Task instructions –
Nothing in the records may be left out or altered; reproduce them all exactly.

Given information –
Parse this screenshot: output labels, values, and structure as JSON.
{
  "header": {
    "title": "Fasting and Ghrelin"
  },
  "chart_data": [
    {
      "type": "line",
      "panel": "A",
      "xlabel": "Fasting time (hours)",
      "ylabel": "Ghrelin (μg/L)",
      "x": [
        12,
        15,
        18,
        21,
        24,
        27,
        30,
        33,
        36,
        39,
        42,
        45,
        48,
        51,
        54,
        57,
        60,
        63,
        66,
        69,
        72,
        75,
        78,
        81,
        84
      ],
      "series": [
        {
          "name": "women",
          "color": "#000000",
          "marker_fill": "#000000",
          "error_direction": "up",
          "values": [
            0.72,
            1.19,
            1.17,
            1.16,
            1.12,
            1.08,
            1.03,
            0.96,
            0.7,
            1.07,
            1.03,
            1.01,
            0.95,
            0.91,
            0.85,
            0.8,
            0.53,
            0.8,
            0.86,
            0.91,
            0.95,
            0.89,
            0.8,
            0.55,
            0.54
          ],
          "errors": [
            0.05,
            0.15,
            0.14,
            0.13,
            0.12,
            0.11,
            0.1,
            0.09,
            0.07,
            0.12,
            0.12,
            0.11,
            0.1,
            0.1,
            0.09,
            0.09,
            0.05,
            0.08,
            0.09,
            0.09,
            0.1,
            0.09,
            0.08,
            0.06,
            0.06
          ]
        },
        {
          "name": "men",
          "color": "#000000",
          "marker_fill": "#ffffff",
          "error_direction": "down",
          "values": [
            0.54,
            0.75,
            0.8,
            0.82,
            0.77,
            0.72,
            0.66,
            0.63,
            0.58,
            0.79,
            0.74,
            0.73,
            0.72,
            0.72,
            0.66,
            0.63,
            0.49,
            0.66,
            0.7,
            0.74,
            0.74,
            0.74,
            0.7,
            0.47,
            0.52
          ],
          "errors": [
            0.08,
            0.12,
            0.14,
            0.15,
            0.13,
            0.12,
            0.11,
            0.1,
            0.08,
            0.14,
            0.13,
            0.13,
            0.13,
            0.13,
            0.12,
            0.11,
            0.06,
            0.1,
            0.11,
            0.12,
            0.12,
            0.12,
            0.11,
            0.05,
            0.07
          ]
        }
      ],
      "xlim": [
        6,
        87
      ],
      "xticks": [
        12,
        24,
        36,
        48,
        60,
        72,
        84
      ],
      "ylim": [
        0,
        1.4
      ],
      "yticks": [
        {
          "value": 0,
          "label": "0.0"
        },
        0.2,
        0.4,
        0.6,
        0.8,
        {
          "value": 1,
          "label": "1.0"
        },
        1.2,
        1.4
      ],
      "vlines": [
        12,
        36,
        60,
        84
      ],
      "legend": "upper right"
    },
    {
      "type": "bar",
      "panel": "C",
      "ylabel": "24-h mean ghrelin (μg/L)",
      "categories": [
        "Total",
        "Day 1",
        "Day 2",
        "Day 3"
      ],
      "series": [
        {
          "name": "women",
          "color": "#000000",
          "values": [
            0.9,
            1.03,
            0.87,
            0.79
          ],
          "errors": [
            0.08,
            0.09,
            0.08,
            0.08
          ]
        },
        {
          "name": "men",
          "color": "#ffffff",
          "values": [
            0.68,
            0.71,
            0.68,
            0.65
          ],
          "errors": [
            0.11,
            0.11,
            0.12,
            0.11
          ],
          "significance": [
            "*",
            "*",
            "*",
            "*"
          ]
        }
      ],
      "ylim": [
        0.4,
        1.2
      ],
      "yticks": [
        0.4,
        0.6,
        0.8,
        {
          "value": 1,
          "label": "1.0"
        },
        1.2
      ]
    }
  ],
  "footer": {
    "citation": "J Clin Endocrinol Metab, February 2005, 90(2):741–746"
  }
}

Result of this exercise –
Parse this screenshot: output labels, values, and structure as JSON.
{
  "header": {
    "title": "Fasting and Ghrelin"
  },
  "chart_data": [
    {
      "type": "line",
      "panel": "A",
      "xlabel": "Fasting time (hours)",
      "ylabel": "Ghrelin (μg/L)",
      "x": [
        12,
        15,
        18,
        21,
        24,
        27,
        30,
        33,
        36,
        39,
        42,
        45,
        48,
        51,
        54,
        57,
        60,
        63,
        66,
        69,
        72,
        75,
        78,
        81,
        84
      ],
      "series": [
        {
          "name": "women",
          "color": "#000000",
          "marker_fill": "#000000",
          "error_direction": "up",
          "values": [
            0.72,
            1.19,
            1.17,
            1.16,
            1.12,
            1.08,
            1.03,
            0.96,
            0.7,
            1.07,
            1.03,
            1.01,
            0.95,
            0.91,
            0.85,
            0.8,
            0.53,
            0.8,
            0.86,
            0.91,
            0.95,
            0.89,
            0.8,
            0.55,
            0.54
          ],
          "errors": [
            0.05,
            0.15,
            0.14,
            0.13,
            0.12,
            0.11,
            0.1,
            0.09,
            0.07,
            0.12,
            0.12,
            0.11,
            0.1,
            0.1,
            0.09,
            0.09,
            0.05,
            0.08,
            0.09,
            0.09,
            0.1,
            0.09,
            0.08,
            0.06,
            0.06
          ]
        },
        {
          "name": "men",
          "color": "#000000",
          "marker_fill": "#ffffff",
          "error_direction": "down",
          "values": [
            0.54,
            0.75,
            0.8,
            0.82,
            0.77,
            0.72,
            0.66,
            0.63,
            0.58,
            0.79,
            0.74,
            0.73,
            0.72,
            0.72,
            0.66,
            0.63,
            0.49,
            0.66,
            0.7,
            0.74,
            0.74,
            0.74,
            0.7,
            0.47,
            0.52
          ],
          "errors": [
            0.08,
            0.12,
            0.14,
            0.15,
            0.13,
            0.12,
            0.11,
            0.1,
            0.08,
            0.14,
            0.13,
            0.13,
            0.13,
            0.13,
            0.12,
            0.11,
            0.06,
            0.1,
            0.11,
            0.12,
            0.12,
            0.12,
            0.11,
            0.05,
            0.07
          ]
        }
      ],
      "xlim": [
        6,
        87
      ],
      "xticks": [
        12,
        24,
        36,
        48,
        60,
        72,
        84
      ],
      "ylim": [
        0,
        1.4
      ],
      "yticks": [
        {
          "value": 0,
          "label": "0.0"
        },
        0.2,
        0.4,
        0.6,
        0.8,
        {
          "value": 1,
          "label": "1.0"
        },
        1.2,
        1.4
      ],
      "vlines": [
        12,
        36,
        60,
        84
      ],
      "legend": "upper right"
    },
    {
      "type": "bar",
      "panel": "C",
      "ylabel": "24-h mean ghrelin (μg/L)",
      "categories": [
        "Total",
        "Day 1",
        "Day 2",
        "Day 3"
      ],
      "series": [
        {
          "name": "women",
          "color": "#000000",
          "values": [
            0.9,
            1.03,
            0.87,
            0.79
          ],
          "errors": [
            0.08,
            0.09,
            0.08,
            0.08
          ]
        },
        {
          "name": "men",
          "color": "#ffffff",
          "values": [
            0.68,
            0.71,
            0.68,
            0.65
          ],
          "errors": [
            0.11,
            0.11,
            0.12,
            0.11
          ],
          "significance": [
            "*",
            "*",
            "*",
            "*"
          ]
        }
      ],
      "ylim": [
        0.4,
        1.2
      ],
      "yticks": [
        0.4,
        0.6,
        0.8,
        {
          "value": 1,
          "label": "1.0"
        },
        1.2
      ]
    }
  ],
  "footer": {
    "citation": "J Clin Endocrinol Metab, February 2005, 90(2):741–746"
  }
}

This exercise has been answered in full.